▶ _GIVEN ENTRIES_:
==*==

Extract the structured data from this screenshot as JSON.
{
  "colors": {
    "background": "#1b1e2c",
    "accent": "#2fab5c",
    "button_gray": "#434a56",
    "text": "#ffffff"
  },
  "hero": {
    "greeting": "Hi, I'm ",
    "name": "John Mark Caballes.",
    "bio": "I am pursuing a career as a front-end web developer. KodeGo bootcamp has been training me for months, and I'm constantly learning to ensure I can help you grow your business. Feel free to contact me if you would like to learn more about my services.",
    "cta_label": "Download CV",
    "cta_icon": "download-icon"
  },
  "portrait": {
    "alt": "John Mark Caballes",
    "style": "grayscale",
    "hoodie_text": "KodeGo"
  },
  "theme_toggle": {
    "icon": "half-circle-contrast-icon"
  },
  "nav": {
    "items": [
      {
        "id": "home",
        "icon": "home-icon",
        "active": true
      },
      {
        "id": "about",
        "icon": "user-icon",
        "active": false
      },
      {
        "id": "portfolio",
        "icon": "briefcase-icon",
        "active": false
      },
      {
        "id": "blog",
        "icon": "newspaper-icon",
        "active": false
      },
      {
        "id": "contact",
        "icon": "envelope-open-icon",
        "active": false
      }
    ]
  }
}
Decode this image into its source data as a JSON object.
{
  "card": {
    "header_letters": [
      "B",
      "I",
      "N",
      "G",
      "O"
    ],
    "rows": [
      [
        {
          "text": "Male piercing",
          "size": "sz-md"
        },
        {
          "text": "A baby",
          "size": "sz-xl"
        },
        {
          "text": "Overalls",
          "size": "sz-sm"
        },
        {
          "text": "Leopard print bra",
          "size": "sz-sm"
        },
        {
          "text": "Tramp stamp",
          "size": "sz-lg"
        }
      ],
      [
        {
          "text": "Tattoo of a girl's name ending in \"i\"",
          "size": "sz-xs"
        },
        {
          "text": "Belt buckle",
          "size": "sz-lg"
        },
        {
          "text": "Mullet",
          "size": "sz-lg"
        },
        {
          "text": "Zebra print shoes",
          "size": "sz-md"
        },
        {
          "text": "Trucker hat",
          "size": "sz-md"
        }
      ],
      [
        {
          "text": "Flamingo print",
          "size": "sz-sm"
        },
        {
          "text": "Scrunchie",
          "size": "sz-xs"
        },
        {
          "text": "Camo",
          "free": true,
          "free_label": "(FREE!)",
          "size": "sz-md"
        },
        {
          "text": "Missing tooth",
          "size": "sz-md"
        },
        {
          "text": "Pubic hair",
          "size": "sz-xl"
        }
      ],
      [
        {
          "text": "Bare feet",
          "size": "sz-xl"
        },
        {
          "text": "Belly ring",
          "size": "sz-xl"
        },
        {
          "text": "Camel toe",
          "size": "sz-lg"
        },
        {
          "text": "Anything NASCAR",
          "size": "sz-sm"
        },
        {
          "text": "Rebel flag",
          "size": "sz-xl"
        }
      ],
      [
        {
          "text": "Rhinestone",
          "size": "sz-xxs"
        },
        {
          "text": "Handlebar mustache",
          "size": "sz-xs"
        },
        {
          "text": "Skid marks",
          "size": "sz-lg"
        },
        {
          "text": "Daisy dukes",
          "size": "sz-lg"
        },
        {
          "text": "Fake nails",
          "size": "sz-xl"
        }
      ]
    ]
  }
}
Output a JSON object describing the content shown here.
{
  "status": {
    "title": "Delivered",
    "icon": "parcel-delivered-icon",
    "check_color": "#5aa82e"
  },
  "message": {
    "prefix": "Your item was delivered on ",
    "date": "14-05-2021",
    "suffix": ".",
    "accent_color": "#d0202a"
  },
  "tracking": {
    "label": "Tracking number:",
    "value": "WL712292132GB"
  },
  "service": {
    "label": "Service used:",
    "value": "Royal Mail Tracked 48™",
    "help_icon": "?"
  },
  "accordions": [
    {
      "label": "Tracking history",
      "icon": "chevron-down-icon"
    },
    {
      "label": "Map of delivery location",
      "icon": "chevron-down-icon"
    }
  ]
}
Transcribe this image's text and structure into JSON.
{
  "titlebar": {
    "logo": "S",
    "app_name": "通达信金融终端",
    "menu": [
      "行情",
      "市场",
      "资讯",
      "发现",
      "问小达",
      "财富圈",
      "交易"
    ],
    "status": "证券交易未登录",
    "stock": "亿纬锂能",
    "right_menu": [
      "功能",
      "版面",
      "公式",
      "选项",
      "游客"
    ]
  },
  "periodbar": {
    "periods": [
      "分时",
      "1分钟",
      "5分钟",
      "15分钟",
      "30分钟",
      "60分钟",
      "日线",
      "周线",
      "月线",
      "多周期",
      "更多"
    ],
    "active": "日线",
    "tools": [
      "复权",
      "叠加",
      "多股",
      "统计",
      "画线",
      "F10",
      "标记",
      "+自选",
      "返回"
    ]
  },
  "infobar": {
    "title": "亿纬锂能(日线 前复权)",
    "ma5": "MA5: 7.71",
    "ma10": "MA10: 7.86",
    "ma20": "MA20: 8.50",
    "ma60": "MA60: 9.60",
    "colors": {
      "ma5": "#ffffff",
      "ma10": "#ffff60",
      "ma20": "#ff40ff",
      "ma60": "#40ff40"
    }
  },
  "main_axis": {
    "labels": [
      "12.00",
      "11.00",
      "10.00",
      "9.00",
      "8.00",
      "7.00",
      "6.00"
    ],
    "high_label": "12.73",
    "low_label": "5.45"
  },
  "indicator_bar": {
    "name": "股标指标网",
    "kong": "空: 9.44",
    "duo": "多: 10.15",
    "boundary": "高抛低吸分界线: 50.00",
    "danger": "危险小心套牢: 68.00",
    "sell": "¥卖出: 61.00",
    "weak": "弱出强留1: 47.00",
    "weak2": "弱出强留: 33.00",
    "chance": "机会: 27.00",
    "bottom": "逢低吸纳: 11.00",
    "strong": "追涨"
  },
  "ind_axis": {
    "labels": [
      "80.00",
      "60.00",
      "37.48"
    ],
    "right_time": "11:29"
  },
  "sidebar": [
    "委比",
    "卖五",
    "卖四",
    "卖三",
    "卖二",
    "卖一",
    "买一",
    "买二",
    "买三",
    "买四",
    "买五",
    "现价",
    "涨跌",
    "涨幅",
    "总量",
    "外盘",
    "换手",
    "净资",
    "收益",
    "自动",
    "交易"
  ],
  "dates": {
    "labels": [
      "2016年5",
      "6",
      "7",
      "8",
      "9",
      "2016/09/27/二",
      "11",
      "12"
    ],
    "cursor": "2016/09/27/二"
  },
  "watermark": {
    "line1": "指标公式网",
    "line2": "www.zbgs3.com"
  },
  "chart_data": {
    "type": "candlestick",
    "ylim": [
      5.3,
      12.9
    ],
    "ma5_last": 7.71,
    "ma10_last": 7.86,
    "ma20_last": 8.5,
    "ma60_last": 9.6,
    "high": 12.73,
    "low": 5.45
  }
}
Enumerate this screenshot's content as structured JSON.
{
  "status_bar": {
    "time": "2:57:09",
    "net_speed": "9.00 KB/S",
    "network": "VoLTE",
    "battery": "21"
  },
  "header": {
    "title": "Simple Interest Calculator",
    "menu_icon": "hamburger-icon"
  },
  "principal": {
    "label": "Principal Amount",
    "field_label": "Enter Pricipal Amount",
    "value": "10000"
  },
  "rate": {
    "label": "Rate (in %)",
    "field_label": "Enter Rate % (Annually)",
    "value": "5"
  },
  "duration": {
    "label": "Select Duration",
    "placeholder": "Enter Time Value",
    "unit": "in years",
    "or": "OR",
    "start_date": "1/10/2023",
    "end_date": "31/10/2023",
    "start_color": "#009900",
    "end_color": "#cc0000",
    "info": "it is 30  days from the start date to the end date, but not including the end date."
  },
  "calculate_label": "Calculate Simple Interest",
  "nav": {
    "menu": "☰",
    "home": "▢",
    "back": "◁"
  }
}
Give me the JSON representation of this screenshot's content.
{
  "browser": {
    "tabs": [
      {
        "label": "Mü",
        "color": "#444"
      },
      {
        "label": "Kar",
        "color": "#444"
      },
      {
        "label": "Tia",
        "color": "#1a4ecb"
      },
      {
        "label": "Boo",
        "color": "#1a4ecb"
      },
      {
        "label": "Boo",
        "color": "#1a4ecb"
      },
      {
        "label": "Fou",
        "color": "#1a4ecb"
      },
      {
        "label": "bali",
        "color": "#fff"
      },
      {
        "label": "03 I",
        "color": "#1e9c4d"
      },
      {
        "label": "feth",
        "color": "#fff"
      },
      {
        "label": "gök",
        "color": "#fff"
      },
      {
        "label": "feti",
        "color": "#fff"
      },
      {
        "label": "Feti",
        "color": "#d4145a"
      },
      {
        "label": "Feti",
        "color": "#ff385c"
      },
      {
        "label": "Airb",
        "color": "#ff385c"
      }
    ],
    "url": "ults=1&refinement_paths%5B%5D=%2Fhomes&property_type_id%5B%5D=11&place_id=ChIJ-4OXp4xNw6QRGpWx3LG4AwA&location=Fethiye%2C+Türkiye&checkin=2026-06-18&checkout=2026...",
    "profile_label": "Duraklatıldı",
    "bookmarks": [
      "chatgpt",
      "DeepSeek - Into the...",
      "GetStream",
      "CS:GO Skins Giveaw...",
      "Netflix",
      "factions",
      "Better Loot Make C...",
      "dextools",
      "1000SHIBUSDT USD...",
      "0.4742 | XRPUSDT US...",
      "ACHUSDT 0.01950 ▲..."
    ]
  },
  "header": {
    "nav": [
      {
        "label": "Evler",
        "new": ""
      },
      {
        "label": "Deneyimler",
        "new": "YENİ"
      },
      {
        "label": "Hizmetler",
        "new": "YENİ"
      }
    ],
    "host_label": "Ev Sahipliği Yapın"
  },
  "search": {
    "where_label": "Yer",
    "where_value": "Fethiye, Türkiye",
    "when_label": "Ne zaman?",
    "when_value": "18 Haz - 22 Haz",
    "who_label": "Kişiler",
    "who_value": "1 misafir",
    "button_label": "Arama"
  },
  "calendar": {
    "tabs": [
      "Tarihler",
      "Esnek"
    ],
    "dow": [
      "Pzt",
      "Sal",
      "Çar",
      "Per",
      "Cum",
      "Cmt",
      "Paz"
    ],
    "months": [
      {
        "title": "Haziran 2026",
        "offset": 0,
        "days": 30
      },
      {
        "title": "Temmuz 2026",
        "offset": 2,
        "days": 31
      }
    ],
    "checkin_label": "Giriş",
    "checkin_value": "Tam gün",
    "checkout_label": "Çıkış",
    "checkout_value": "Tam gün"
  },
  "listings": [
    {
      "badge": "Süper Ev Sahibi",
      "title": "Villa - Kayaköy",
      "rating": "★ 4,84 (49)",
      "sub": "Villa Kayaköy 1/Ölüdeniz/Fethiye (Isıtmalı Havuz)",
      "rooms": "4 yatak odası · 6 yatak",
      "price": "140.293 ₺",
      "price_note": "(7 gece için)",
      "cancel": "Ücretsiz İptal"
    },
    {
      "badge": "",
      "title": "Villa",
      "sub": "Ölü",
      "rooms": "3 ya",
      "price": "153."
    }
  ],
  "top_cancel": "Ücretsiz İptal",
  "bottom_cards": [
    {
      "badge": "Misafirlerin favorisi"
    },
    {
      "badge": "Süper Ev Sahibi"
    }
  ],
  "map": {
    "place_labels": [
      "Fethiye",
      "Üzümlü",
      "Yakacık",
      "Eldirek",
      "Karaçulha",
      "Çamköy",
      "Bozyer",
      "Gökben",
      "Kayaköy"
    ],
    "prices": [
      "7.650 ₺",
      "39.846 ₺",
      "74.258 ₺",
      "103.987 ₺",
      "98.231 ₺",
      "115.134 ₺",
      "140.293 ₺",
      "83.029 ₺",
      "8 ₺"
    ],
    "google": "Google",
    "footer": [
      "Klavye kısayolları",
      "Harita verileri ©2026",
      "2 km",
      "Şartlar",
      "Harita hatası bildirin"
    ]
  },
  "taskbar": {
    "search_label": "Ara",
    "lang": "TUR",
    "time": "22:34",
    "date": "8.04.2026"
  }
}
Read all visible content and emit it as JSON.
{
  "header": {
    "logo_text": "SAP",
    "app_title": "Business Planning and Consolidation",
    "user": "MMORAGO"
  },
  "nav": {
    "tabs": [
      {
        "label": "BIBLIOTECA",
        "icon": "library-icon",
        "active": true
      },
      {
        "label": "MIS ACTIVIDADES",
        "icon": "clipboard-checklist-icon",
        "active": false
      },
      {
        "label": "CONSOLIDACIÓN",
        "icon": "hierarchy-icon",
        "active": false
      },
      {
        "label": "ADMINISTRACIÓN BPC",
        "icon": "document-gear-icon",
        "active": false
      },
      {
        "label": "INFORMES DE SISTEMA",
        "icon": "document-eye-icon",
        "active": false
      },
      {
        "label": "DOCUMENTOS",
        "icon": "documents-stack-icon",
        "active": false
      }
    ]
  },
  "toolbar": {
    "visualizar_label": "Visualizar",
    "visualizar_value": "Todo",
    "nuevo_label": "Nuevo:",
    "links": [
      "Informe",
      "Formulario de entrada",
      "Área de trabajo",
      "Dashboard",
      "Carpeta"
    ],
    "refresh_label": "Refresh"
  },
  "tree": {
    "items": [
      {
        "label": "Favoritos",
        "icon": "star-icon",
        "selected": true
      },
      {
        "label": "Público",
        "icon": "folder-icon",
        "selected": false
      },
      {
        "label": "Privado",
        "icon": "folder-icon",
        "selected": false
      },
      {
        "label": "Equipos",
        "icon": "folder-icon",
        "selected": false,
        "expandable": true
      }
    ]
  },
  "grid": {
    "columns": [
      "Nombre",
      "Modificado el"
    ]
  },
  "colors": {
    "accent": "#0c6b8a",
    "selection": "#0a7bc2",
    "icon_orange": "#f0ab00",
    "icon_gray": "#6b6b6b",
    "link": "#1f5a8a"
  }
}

==*==

▶ _DIRECTIONS_: Using the entries above, return each line in which the word "badge" occurs.

▶ _RESPONSE TO THE TASK_:
      "badge": "Süper Ev Sahibi",
      "badge": "",
      "badge": "Misafirlerin favorisi"
      "badge": "Süper Ev Sahibi"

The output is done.